(Stored data)
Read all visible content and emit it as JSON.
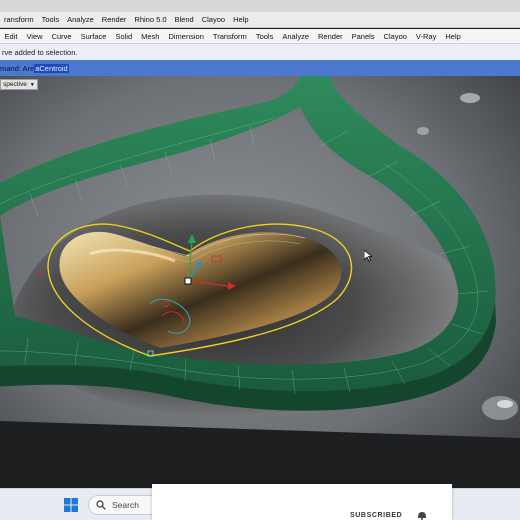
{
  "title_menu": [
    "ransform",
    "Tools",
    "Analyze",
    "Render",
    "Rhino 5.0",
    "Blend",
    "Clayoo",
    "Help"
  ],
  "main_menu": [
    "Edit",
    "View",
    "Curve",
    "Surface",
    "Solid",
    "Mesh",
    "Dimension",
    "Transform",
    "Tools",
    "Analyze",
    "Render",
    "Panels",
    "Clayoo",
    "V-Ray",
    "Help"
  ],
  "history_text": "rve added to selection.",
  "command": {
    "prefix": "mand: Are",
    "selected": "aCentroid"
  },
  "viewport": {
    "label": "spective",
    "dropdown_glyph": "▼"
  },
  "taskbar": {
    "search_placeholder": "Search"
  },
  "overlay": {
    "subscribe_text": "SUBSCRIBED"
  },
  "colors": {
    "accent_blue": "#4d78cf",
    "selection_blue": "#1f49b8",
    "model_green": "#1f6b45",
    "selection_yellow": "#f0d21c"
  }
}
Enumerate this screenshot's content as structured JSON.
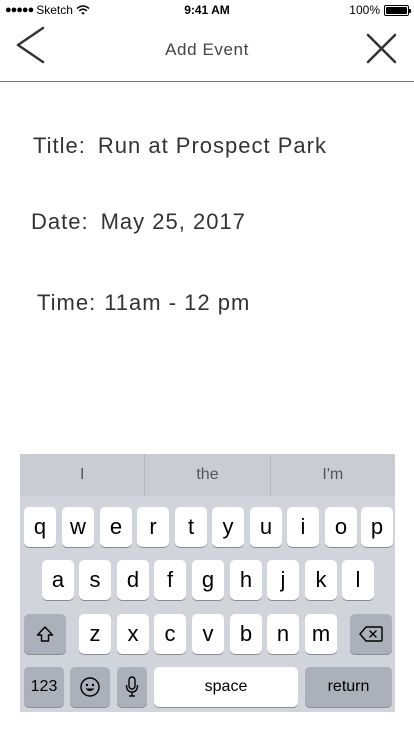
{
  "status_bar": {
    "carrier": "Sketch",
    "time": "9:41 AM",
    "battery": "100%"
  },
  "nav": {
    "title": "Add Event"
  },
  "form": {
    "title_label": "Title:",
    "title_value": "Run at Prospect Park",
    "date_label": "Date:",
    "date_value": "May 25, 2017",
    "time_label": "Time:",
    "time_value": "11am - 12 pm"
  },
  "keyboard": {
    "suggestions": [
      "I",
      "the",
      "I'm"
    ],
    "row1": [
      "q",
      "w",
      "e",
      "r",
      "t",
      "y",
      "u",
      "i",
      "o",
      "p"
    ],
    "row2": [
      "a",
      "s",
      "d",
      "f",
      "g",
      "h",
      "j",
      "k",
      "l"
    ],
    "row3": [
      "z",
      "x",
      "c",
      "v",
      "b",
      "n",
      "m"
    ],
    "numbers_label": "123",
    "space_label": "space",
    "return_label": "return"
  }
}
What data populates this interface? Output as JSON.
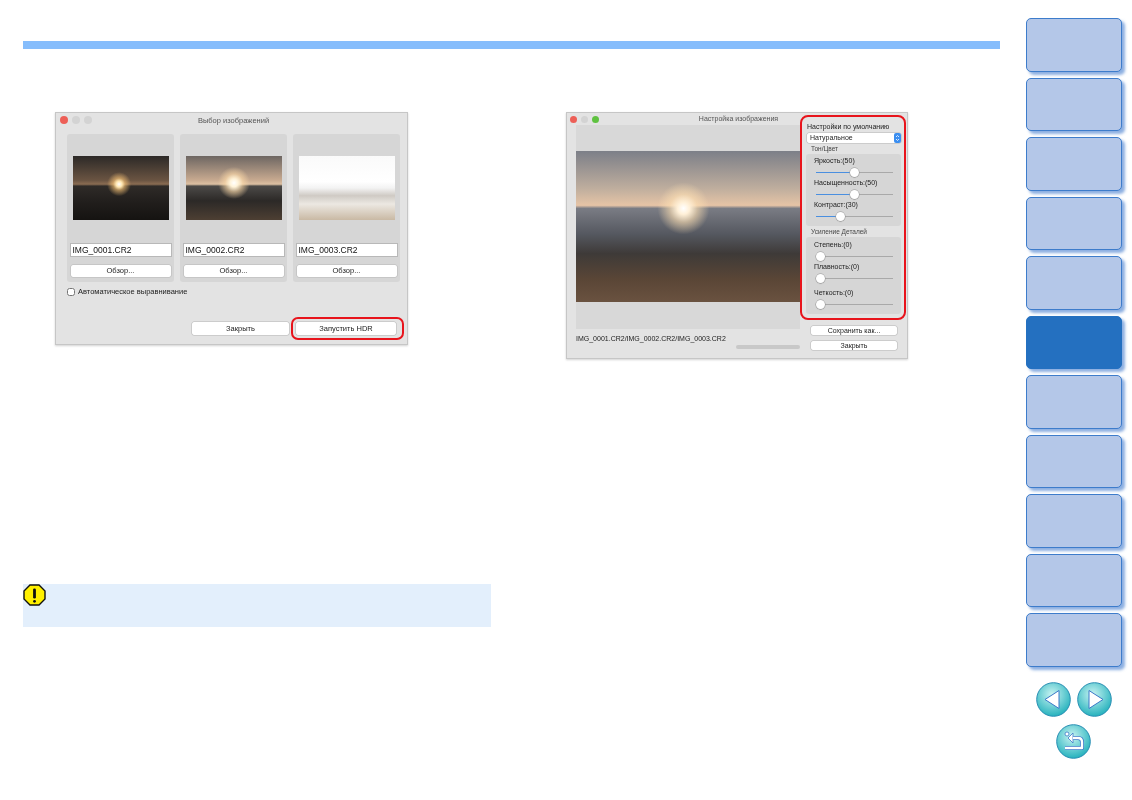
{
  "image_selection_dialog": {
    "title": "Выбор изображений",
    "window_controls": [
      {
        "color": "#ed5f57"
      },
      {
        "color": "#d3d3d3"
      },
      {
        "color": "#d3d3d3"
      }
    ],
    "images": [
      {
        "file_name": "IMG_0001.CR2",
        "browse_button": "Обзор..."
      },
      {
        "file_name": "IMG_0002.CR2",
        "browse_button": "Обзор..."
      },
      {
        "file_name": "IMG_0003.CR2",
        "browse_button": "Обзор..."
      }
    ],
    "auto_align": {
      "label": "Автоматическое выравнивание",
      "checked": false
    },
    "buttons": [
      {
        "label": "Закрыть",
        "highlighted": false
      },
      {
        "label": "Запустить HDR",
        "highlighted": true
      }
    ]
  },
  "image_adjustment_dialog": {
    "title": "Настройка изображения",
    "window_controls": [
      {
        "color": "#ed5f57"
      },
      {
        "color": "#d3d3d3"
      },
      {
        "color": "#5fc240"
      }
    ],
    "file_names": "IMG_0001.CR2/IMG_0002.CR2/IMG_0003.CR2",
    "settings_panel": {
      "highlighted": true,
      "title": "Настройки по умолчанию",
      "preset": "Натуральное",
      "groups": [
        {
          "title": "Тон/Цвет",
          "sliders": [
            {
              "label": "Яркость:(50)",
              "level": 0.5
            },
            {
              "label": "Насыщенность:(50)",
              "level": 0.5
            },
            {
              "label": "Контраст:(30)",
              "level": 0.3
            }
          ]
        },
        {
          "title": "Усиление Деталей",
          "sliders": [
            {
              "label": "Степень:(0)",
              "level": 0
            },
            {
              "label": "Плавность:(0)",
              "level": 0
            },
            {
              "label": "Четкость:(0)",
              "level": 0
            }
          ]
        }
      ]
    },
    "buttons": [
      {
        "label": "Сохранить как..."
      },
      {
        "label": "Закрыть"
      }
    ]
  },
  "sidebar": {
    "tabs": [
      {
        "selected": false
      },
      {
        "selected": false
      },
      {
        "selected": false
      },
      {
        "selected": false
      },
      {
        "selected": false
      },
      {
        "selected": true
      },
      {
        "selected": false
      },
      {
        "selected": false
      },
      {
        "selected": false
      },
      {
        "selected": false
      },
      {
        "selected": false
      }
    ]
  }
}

WORK TO COMPLETE: Identify the lines in the entries that hold "content" and return each one.

FINISHED ANSWER:
Read all visible content and emit it as JSON.
Enumerate this screenshot's content as structured JSON.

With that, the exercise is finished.